*** Input for this task ***

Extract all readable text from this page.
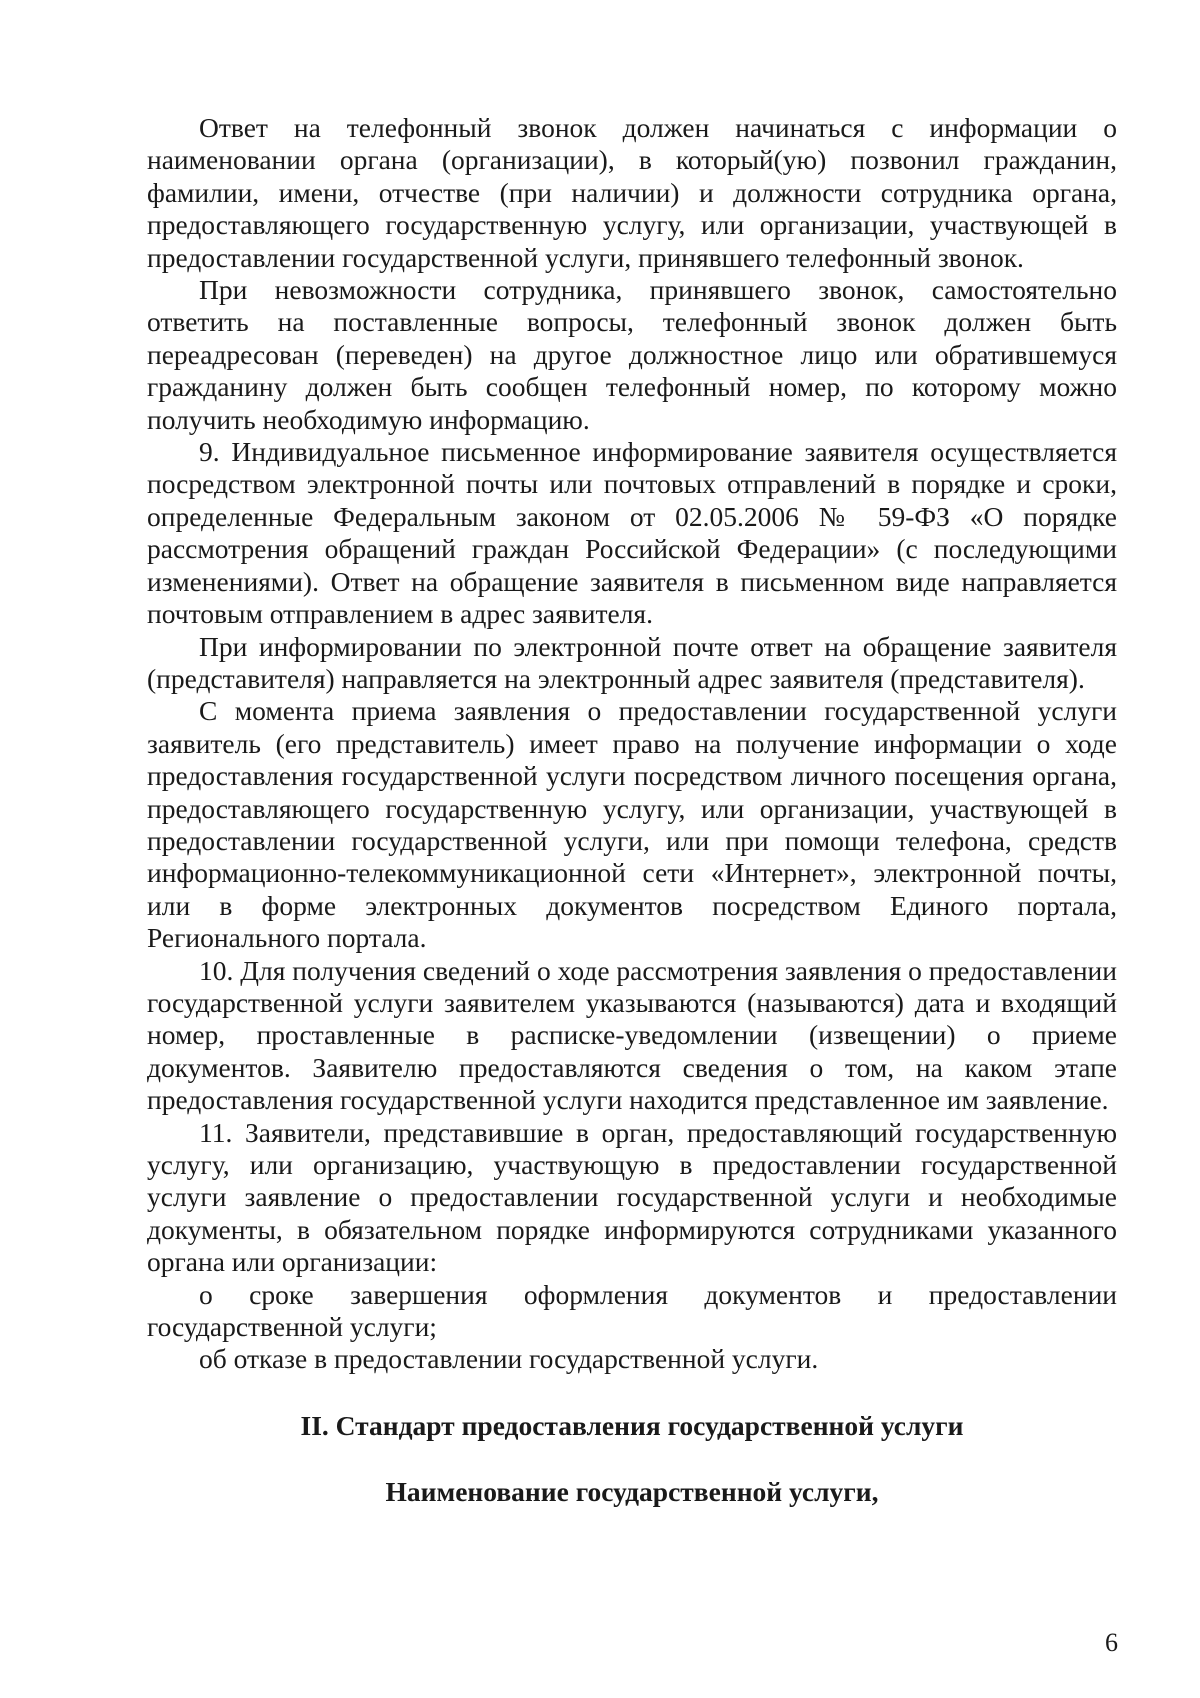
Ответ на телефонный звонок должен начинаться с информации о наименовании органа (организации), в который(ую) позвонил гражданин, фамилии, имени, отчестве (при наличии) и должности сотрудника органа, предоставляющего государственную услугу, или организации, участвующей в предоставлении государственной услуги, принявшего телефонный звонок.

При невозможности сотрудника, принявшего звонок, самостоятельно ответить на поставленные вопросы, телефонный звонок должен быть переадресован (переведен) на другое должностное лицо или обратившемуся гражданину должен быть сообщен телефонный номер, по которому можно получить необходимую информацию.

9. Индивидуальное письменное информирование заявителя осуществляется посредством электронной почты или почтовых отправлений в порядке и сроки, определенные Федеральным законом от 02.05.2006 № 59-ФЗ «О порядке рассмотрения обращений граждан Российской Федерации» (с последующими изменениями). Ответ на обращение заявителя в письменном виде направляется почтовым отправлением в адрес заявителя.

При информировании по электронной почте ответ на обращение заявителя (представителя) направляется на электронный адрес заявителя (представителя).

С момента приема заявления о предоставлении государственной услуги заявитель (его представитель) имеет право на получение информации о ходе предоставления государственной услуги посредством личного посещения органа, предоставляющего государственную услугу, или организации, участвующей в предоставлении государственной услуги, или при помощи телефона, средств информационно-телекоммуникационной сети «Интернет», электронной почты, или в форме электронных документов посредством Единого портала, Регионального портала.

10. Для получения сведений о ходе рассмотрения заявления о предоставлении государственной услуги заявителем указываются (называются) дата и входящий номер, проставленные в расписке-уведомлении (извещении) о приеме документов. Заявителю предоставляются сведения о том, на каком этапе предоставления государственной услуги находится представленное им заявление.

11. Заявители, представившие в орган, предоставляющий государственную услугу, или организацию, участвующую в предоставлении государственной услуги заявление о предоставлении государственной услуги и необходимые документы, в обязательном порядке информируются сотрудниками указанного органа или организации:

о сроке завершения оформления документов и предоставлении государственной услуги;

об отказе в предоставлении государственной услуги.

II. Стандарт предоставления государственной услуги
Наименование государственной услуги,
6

***

Using the records above, list each line that includes "документов".

● **Solution below**:
С момента приема заявления о предоставлении государственной услуги заявитель (его представитель) имеет право на получение информации о ходе предоставления государственной услуги посредством личного посещения органа, предоставляющего государственную услугу, или организации, участвующей в предоставлении государственной услуги, или при помощи телефона, средств информационно-телекоммуникационной сети «Интернет», электронной почты, или в форме электронных документов посредством Единого портала, Регионального портала.
10. Для получения сведений о ходе рассмотрения заявления о предоставлении государственной услуги заявителем указываются (называются) дата и входящий номер, проставленные в расписке-уведомлении (извещении) о приеме документов. Заявителю предоставляются сведения о том, на каком этапе предоставления государственной услуги находится представленное им заявление.
о сроке завершения оформления документов и предоставлении государственной услуги;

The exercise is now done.